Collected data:
....................
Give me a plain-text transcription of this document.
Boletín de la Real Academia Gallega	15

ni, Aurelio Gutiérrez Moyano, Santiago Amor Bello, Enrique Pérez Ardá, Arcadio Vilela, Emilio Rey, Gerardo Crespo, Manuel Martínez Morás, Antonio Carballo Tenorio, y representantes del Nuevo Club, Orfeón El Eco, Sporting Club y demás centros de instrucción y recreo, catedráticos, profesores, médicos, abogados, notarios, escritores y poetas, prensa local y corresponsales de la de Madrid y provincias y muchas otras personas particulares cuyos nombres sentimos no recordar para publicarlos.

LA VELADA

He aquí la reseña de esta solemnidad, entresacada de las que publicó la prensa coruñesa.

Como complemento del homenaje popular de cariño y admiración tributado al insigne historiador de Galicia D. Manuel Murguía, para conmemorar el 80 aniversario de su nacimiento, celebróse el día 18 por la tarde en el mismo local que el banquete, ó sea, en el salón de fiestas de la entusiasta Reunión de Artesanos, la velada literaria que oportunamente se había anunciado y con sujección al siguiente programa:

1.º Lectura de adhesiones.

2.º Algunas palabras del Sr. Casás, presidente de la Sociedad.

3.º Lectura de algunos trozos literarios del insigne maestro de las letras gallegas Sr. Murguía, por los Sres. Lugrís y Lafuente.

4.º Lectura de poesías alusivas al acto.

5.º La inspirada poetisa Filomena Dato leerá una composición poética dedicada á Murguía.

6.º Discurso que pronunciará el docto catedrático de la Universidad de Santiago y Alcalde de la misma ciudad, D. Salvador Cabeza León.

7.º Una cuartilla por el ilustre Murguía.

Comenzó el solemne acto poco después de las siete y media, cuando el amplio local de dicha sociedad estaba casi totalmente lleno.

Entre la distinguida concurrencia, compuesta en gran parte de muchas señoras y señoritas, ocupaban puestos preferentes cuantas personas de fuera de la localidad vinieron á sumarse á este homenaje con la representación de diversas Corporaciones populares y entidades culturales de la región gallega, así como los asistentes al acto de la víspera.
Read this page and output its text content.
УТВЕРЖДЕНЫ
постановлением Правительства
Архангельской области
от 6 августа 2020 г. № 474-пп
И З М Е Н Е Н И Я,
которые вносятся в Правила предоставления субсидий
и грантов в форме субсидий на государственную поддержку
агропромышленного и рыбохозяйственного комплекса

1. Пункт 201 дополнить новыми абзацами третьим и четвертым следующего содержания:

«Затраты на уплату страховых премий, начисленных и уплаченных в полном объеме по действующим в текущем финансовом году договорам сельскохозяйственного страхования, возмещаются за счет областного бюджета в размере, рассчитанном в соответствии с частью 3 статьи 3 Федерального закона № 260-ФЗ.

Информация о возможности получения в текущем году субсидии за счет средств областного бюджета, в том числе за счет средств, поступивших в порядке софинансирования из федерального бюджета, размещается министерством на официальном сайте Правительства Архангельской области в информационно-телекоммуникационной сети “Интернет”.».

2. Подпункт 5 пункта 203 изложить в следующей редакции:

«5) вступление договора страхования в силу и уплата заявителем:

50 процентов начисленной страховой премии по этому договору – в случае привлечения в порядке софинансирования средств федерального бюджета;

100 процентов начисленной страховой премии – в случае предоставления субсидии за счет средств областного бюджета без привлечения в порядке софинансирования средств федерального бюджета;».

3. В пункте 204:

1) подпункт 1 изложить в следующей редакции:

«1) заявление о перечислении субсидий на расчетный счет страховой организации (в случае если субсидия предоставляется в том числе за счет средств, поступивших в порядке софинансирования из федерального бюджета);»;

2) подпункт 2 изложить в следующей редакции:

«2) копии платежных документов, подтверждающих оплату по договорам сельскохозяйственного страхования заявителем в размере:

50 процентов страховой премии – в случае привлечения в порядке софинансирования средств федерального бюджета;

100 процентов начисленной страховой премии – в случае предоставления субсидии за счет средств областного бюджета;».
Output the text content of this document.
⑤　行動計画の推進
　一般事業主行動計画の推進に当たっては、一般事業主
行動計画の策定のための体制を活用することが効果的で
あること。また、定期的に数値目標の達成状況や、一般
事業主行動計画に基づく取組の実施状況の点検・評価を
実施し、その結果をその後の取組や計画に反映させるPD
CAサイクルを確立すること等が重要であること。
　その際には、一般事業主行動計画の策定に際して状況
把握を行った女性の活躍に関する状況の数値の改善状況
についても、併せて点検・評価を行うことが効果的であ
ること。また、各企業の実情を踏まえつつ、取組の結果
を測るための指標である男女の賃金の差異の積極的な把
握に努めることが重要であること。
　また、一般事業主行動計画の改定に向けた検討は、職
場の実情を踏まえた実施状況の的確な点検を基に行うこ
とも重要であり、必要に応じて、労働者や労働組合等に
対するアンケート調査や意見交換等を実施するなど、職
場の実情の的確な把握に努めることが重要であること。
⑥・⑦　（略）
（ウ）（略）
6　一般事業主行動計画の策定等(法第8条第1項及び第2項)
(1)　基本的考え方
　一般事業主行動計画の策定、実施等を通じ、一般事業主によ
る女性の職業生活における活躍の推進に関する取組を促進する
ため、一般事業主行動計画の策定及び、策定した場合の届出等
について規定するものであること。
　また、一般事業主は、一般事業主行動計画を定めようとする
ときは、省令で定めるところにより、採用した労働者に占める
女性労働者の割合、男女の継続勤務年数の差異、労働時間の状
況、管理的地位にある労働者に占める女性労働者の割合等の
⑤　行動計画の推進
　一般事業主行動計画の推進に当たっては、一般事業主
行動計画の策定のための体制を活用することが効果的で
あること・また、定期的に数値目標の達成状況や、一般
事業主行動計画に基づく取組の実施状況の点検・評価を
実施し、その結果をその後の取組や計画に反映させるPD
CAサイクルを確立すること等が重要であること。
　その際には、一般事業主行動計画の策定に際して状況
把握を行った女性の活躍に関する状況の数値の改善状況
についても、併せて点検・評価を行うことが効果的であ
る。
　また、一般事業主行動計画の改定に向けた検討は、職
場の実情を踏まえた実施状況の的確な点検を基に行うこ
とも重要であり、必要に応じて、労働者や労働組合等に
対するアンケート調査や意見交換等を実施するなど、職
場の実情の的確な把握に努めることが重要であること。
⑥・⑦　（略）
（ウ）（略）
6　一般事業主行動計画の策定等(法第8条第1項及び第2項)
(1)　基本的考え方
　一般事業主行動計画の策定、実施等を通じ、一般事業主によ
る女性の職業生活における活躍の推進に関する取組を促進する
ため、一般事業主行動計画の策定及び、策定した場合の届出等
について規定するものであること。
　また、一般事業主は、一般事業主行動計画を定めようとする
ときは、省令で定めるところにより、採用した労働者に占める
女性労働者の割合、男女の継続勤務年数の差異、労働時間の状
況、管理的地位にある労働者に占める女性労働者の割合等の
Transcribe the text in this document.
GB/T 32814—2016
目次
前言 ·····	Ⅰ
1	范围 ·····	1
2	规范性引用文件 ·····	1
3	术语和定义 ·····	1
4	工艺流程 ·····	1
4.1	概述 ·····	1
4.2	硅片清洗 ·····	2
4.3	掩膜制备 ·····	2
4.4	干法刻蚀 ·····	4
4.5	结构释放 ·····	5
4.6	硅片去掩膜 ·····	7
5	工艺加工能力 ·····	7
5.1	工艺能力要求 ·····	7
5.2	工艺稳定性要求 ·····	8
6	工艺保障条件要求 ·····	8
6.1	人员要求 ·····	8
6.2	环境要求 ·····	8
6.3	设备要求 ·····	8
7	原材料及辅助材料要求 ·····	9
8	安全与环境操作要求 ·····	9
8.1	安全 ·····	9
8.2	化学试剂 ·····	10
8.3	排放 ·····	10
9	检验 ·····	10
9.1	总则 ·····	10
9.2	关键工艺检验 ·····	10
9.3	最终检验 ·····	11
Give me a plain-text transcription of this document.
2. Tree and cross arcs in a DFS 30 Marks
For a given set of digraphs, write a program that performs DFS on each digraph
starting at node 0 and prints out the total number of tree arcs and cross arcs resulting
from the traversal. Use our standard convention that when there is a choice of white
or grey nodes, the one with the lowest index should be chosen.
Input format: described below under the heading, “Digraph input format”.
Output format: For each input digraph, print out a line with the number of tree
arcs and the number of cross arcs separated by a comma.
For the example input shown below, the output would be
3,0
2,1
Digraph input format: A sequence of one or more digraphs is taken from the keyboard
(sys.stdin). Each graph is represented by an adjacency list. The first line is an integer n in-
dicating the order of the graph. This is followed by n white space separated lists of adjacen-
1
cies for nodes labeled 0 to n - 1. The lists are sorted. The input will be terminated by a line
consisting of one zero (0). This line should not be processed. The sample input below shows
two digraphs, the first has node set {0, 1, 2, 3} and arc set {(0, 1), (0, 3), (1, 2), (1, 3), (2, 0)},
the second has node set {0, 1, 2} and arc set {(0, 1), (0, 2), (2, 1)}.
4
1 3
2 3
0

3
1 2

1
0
....................
EXERCISE TASK:
Check every line of the data, and copy the ones that contain "arcs".

RESULT FOR THIS EXERCISE:
2. Tree and cross arcs in a DFS 30 Marks
starting at node 0 and prints out the total number of tree arcs and cross arcs resulting
arcs and the number of cross arcs separated by a comma.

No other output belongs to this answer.